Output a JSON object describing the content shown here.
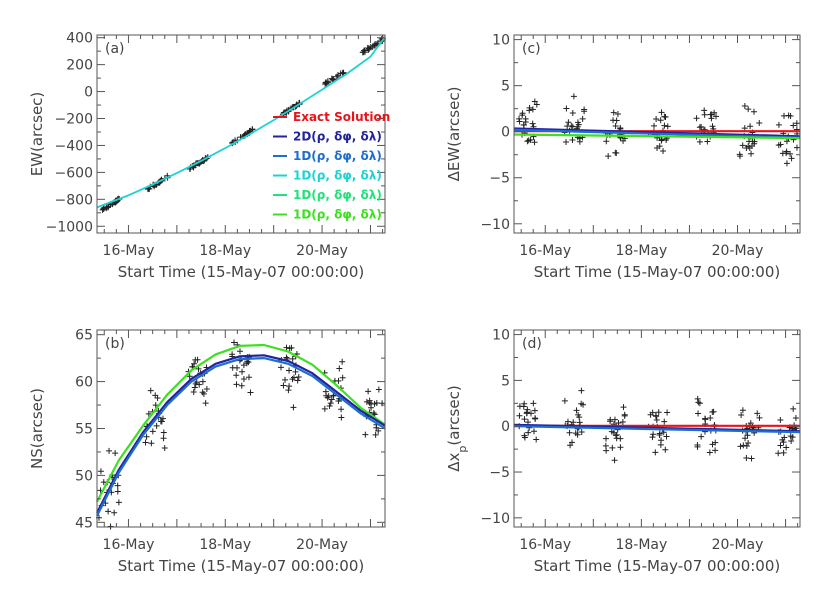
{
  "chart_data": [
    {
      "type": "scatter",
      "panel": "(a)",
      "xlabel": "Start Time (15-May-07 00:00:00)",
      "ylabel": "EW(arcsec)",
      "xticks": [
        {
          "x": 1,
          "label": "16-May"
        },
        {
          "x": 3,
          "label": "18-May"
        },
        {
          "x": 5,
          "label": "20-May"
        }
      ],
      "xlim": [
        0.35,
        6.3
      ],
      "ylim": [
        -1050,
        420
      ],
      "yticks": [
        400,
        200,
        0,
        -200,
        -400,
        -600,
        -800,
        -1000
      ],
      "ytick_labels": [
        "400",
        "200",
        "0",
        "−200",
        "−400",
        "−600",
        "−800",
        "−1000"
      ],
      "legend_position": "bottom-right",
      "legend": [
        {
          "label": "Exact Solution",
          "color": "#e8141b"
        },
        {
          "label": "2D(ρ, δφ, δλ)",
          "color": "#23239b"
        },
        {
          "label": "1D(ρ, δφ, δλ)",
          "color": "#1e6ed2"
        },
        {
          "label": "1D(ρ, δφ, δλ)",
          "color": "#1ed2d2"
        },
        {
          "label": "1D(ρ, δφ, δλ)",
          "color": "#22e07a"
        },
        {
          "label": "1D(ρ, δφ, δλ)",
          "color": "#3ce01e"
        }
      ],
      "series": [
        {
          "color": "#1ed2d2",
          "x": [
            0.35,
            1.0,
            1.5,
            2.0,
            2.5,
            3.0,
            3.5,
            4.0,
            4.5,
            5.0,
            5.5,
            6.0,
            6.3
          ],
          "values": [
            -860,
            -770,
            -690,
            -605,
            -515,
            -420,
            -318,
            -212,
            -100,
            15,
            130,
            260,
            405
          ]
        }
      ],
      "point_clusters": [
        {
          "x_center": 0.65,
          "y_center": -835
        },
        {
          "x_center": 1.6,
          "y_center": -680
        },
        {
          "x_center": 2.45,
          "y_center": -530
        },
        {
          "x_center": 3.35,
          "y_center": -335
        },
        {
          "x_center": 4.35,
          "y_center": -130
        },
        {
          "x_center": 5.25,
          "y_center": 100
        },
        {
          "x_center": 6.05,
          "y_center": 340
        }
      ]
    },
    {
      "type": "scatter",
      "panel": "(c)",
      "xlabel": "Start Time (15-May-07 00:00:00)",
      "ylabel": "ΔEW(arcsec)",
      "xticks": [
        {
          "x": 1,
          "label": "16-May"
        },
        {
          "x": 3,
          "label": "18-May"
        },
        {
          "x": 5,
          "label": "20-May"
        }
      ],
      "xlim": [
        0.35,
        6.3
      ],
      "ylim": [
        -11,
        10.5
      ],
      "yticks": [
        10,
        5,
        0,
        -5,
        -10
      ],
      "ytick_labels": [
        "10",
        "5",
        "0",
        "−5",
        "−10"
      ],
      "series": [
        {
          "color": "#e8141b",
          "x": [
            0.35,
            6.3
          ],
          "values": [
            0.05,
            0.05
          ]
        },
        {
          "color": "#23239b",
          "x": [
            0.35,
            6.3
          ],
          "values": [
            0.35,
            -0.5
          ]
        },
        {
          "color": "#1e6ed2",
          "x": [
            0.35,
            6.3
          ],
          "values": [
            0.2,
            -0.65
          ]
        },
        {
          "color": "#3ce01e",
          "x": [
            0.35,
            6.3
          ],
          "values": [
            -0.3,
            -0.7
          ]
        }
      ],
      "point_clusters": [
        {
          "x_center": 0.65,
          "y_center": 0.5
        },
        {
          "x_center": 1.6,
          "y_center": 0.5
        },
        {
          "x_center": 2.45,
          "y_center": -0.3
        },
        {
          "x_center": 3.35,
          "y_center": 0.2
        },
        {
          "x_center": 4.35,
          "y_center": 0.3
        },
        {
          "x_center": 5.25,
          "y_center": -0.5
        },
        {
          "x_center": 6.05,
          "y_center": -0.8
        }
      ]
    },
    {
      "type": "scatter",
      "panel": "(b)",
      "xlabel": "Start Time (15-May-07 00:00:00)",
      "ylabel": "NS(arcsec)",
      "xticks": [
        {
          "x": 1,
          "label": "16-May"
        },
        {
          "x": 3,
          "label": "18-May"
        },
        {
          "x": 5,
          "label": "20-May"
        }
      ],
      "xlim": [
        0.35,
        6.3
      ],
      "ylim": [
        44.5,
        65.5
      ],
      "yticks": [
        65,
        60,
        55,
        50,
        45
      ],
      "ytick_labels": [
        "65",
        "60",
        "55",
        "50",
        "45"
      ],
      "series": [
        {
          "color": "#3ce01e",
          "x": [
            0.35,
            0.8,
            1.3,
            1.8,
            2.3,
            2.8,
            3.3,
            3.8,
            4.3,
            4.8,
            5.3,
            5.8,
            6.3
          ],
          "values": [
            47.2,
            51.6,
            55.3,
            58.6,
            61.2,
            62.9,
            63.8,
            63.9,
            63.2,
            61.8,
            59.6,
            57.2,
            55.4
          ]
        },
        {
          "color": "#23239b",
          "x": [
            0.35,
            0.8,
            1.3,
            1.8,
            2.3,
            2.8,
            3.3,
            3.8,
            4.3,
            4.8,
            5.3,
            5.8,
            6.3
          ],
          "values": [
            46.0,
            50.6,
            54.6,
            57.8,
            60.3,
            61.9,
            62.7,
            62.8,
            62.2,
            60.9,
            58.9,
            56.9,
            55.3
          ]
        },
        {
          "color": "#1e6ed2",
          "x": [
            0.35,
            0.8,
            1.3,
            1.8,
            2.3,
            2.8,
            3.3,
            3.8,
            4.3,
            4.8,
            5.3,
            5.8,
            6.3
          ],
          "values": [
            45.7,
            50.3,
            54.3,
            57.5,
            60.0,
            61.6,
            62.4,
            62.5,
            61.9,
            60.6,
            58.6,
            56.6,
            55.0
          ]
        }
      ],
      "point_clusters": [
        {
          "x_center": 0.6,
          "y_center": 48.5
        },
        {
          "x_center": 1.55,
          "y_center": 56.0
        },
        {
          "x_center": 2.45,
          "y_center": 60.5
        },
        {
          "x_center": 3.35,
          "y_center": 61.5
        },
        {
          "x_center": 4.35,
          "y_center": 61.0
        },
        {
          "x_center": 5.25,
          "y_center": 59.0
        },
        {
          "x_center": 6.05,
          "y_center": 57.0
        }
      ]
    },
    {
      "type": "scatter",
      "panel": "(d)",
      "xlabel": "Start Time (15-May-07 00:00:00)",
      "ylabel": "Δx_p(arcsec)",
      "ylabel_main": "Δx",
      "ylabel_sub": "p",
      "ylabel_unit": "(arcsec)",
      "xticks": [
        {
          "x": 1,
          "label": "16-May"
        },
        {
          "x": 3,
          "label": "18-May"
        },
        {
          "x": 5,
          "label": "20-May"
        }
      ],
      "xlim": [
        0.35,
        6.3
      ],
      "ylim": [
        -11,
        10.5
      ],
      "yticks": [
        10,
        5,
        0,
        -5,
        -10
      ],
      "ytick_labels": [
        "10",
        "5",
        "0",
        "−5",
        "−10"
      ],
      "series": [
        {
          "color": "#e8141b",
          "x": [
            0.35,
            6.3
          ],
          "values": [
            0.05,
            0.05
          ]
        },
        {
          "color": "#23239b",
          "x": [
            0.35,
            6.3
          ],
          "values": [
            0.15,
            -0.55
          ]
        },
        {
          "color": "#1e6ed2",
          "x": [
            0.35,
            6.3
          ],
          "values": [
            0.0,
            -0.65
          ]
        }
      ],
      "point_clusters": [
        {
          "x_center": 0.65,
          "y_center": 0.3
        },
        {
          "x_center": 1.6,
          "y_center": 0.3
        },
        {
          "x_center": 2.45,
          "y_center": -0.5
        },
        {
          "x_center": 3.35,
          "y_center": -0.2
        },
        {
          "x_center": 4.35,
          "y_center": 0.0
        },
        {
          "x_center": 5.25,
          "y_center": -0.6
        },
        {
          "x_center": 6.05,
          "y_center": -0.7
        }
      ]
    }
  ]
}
#####
* What the exercise asks: Report the number of lines containing the string "arcsec" and add nothing to it.

* Problem solution: 5